# Your task
Write out every single entry exactly.
— start Data to process —
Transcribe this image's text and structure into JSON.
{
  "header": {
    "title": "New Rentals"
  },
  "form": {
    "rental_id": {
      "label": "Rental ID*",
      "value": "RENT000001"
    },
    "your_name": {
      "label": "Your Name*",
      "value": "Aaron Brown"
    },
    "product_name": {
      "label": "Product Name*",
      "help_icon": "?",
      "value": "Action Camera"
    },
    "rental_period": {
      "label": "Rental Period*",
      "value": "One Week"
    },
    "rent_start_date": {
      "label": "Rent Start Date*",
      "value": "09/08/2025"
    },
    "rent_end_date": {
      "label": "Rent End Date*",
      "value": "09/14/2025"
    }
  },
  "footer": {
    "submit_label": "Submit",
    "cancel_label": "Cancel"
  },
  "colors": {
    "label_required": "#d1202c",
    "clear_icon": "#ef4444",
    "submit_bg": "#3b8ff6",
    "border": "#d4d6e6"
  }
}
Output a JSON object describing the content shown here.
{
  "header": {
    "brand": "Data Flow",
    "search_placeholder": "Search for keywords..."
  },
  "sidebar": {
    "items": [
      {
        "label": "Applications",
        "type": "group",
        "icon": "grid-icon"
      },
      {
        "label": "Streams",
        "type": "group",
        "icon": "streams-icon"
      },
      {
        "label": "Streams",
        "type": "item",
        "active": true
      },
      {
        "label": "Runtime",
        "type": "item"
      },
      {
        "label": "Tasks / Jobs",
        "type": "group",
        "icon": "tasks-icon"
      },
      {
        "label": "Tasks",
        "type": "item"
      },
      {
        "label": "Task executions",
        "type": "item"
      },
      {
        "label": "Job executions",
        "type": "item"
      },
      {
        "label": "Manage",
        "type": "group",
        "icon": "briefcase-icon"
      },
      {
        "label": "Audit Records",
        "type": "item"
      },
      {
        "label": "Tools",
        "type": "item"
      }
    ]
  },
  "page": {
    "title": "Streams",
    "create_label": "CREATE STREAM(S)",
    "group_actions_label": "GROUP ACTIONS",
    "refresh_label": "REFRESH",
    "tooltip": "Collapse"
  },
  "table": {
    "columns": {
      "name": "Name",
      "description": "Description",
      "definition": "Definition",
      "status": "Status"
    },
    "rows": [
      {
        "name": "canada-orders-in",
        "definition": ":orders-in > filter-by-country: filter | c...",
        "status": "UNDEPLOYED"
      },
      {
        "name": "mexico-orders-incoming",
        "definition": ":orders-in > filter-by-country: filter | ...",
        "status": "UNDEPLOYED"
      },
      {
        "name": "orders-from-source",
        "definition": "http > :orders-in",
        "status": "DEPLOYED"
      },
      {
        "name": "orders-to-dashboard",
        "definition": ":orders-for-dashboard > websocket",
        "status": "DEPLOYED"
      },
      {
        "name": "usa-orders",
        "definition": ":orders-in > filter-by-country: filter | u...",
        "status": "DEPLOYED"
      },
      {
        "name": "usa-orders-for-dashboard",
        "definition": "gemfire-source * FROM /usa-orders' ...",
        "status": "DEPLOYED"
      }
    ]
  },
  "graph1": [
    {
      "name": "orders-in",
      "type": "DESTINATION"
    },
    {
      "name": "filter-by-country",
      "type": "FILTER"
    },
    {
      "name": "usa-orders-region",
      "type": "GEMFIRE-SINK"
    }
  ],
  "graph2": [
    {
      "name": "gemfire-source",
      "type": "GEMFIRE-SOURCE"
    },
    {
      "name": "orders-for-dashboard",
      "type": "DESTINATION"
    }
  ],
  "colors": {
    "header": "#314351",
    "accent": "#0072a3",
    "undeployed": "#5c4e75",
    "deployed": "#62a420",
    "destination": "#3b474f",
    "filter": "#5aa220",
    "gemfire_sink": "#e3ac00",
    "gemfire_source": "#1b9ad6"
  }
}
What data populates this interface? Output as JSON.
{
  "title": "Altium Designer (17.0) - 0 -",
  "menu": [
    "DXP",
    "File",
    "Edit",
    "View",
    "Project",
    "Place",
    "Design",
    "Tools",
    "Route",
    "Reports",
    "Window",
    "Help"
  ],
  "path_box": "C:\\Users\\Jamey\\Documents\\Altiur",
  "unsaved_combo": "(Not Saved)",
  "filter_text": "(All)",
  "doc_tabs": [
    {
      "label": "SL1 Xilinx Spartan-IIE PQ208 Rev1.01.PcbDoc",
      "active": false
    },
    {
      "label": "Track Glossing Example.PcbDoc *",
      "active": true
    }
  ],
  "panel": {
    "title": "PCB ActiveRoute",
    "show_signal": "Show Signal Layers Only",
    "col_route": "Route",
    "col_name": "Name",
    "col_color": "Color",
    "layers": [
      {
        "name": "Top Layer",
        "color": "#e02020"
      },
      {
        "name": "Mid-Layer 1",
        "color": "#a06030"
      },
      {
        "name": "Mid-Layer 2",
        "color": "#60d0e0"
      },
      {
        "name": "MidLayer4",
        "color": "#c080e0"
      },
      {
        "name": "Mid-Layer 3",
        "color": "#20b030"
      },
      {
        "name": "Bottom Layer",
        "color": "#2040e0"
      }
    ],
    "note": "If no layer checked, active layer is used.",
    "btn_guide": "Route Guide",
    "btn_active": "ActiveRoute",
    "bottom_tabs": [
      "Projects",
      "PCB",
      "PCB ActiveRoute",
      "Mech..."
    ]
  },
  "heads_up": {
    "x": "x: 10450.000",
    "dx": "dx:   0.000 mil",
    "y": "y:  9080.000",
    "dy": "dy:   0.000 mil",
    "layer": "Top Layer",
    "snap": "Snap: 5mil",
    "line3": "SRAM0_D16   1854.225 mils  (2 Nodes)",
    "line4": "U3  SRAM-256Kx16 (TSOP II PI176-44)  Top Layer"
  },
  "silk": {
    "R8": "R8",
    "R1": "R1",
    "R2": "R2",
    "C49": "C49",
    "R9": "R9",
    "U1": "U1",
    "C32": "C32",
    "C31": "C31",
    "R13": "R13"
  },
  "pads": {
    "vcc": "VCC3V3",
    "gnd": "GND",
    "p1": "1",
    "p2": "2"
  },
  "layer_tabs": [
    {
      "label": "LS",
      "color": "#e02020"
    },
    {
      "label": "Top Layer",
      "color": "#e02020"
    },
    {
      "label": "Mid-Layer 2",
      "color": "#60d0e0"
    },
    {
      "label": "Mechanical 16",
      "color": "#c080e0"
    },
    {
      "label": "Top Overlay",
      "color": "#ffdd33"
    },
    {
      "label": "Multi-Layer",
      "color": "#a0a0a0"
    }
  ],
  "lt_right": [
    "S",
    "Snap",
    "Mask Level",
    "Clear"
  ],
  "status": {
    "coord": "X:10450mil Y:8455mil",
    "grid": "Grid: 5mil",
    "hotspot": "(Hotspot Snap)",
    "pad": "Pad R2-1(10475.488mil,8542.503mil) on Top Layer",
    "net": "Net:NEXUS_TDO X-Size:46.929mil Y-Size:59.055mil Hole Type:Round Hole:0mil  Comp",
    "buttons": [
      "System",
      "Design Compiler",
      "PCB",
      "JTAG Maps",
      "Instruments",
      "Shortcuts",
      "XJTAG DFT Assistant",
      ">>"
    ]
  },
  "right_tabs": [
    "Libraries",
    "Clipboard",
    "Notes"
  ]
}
— end Data to process —
# Finished answer
Transcribe this image's text and structure into JSON.
{
  "header": {
    "title": "New Rentals"
  },
  "form": {
    "rental_id": {
      "label": "Rental ID*",
      "value": "RENT000001"
    },
    "your_name": {
      "label": "Your Name*",
      "value": "Aaron Brown"
    },
    "product_name": {
      "label": "Product Name*",
      "help_icon": "?",
      "value": "Action Camera"
    },
    "rental_period": {
      "label": "Rental Period*",
      "value": "One Week"
    },
    "rent_start_date": {
      "label": "Rent Start Date*",
      "value": "09/08/2025"
    },
    "rent_end_date": {
      "label": "Rent End Date*",
      "value": "09/14/2025"
    }
  },
  "footer": {
    "submit_label": "Submit",
    "cancel_label": "Cancel"
  },
  "colors": {
    "label_required": "#d1202c",
    "clear_icon": "#ef4444",
    "submit_bg": "#3b8ff6",
    "border": "#d4d6e6"
  }
}
Output a JSON object describing the content shown here.
{
  "header": {
    "brand": "Data Flow",
    "search_placeholder": "Search for keywords..."
  },
  "sidebar": {
    "items": [
      {
        "label": "Applications",
        "type": "group",
        "icon": "grid-icon"
      },
      {
        "label": "Streams",
        "type": "group",
        "icon": "streams-icon"
      },
      {
        "label": "Streams",
        "type": "item",
        "active": true
      },
      {
        "label": "Runtime",
        "type": "item"
      },
      {
        "label": "Tasks / Jobs",
        "type": "group",
        "icon": "tasks-icon"
      },
      {
        "label": "Tasks",
        "type": "item"
      },
      {
        "label": "Task executions",
        "type": "item"
      },
      {
        "label": "Job executions",
        "type": "item"
      },
      {
        "label": "Manage",
        "type": "group",
        "icon": "briefcase-icon"
      },
      {
        "label": "Audit Records",
        "type": "item"
      },
      {
        "label": "Tools",
        "type": "item"
      }
    ]
  },
  "page": {
    "title": "Streams",
    "create_label": "CREATE STREAM(S)",
    "group_actions_label": "GROUP ACTIONS",
    "refresh_label": "REFRESH",
    "tooltip": "Collapse"
  },
  "table": {
    "columns": {
      "name": "Name",
      "description": "Description",
      "definition": "Definition",
      "status": "Status"
    },
    "rows": [
      {
        "name": "canada-orders-in",
        "definition": ":orders-in > filter-by-country: filter | c...",
        "status": "UNDEPLOYED"
      },
      {
        "name": "mexico-orders-incoming",
        "definition": ":orders-in > filter-by-country: filter | ...",
        "status": "UNDEPLOYED"
      },
      {
        "name": "orders-from-source",
        "definition": "http > :orders-in",
        "status": "DEPLOYED"
      },
      {
        "name": "orders-to-dashboard",
        "definition": ":orders-for-dashboard > websocket",
        "status": "DEPLOYED"
      },
      {
        "name": "usa-orders",
        "definition": ":orders-in > filter-by-country: filter | u...",
        "status": "DEPLOYED"
      },
      {
        "name": "usa-orders-for-dashboard",
        "definition": "gemfire-source * FROM /usa-orders' ...",
        "status": "DEPLOYED"
      }
    ]
  },
  "graph1": [
    {
      "name": "orders-in",
      "type": "DESTINATION"
    },
    {
      "name": "filter-by-country",
      "type": "FILTER"
    },
    {
      "name": "usa-orders-region",
      "type": "GEMFIRE-SINK"
    }
  ],
  "graph2": [
    {
      "name": "gemfire-source",
      "type": "GEMFIRE-SOURCE"
    },
    {
      "name": "orders-for-dashboard",
      "type": "DESTINATION"
    }
  ],
  "colors": {
    "header": "#314351",
    "accent": "#0072a3",
    "undeployed": "#5c4e75",
    "deployed": "#62a420",
    "destination": "#3b474f",
    "filter": "#5aa220",
    "gemfire_sink": "#e3ac00",
    "gemfire_source": "#1b9ad6"
  }
}
What data populates this interface? Output as JSON.
{
  "title": "Altium Designer (17.0) - 0 -",
  "menu": [
    "DXP",
    "File",
    "Edit",
    "View",
    "Project",
    "Place",
    "Design",
    "Tools",
    "Route",
    "Reports",
    "Window",
    "Help"
  ],
  "path_box": "C:\\Users\\Jamey\\Documents\\Altiur",
  "unsaved_combo": "(Not Saved)",
  "filter_text": "(All)",
  "doc_tabs": [
    {
      "label": "SL1 Xilinx Spartan-IIE PQ208 Rev1.01.PcbDoc",
      "active": false
    },
    {
      "label": "Track Glossing Example.PcbDoc *",
      "active": true
    }
  ],
  "panel": {
    "title": "PCB ActiveRoute",
    "show_signal": "Show Signal Layers Only",
    "col_route": "Route",
    "col_name": "Name",
    "col_color": "Color",
    "layers": [
      {
        "name": "Top Layer",
        "color": "#e02020"
      },
      {
        "name": "Mid-Layer 1",
        "color": "#a06030"
      },
      {
        "name": "Mid-Layer 2",
        "color": "#60d0e0"
      },
      {
        "name": "MidLayer4",
        "color": "#c080e0"
      },
      {
        "name": "Mid-Layer 3",
        "color": "#20b030"
      },
      {
        "name": "Bottom Layer",
        "color": "#2040e0"
      }
    ],
    "note": "If no layer checked, active layer is used.",
    "btn_guide": "Route Guide",
    "btn_active": "ActiveRoute",
    "bottom_tabs": [
      "Projects",
      "PCB",
      "PCB ActiveRoute",
      "Mech..."
    ]
  },
  "heads_up": {
    "x": "x: 10450.000",
    "dx": "dx:   0.000 mil",
    "y": "y:  9080.000",
    "dy": "dy:   0.000 mil",
    "layer": "Top Layer",
    "snap": "Snap: 5mil",
    "line3": "SRAM0_D16   1854.225 mils  (2 Nodes)",
    "line4": "U3  SRAM-256Kx16 (TSOP II PI176-44)  Top Layer"
  },
  "silk": {
    "R8": "R8",
    "R1": "R1",
    "R2": "R2",
    "C49": "C49",
    "R9": "R9",
    "U1": "U1",
    "C32": "C32",
    "C31": "C31",
    "R13": "R13"
  },
  "pads": {
    "vcc": "VCC3V3",
    "gnd": "GND",
    "p1": "1",
    "p2": "2"
  },
  "layer_tabs": [
    {
      "label": "LS",
      "color": "#e02020"
    },
    {
      "label": "Top Layer",
      "color": "#e02020"
    },
    {
      "label": "Mid-Layer 2",
      "color": "#60d0e0"
    },
    {
      "label": "Mechanical 16",
      "color": "#c080e0"
    },
    {
      "label": "Top Overlay",
      "color": "#ffdd33"
    },
    {
      "label": "Multi-Layer",
      "color": "#a0a0a0"
    }
  ],
  "lt_right": [
    "S",
    "Snap",
    "Mask Level",
    "Clear"
  ],
  "status": {
    "coord": "X:10450mil Y:8455mil",
    "grid": "Grid: 5mil",
    "hotspot": "(Hotspot Snap)",
    "pad": "Pad R2-1(10475.488mil,8542.503mil) on Top Layer",
    "net": "Net:NEXUS_TDO X-Size:46.929mil Y-Size:59.055mil Hole Type:Round Hole:0mil  Comp",
    "buttons": [
      "System",
      "Design Compiler",
      "PCB",
      "JTAG Maps",
      "Instruments",
      "Shortcuts",
      "XJTAG DFT Assistant",
      ">>"
    ]
  },
  "right_tabs": [
    "Libraries",
    "Clipboard",
    "Notes"
  ]
}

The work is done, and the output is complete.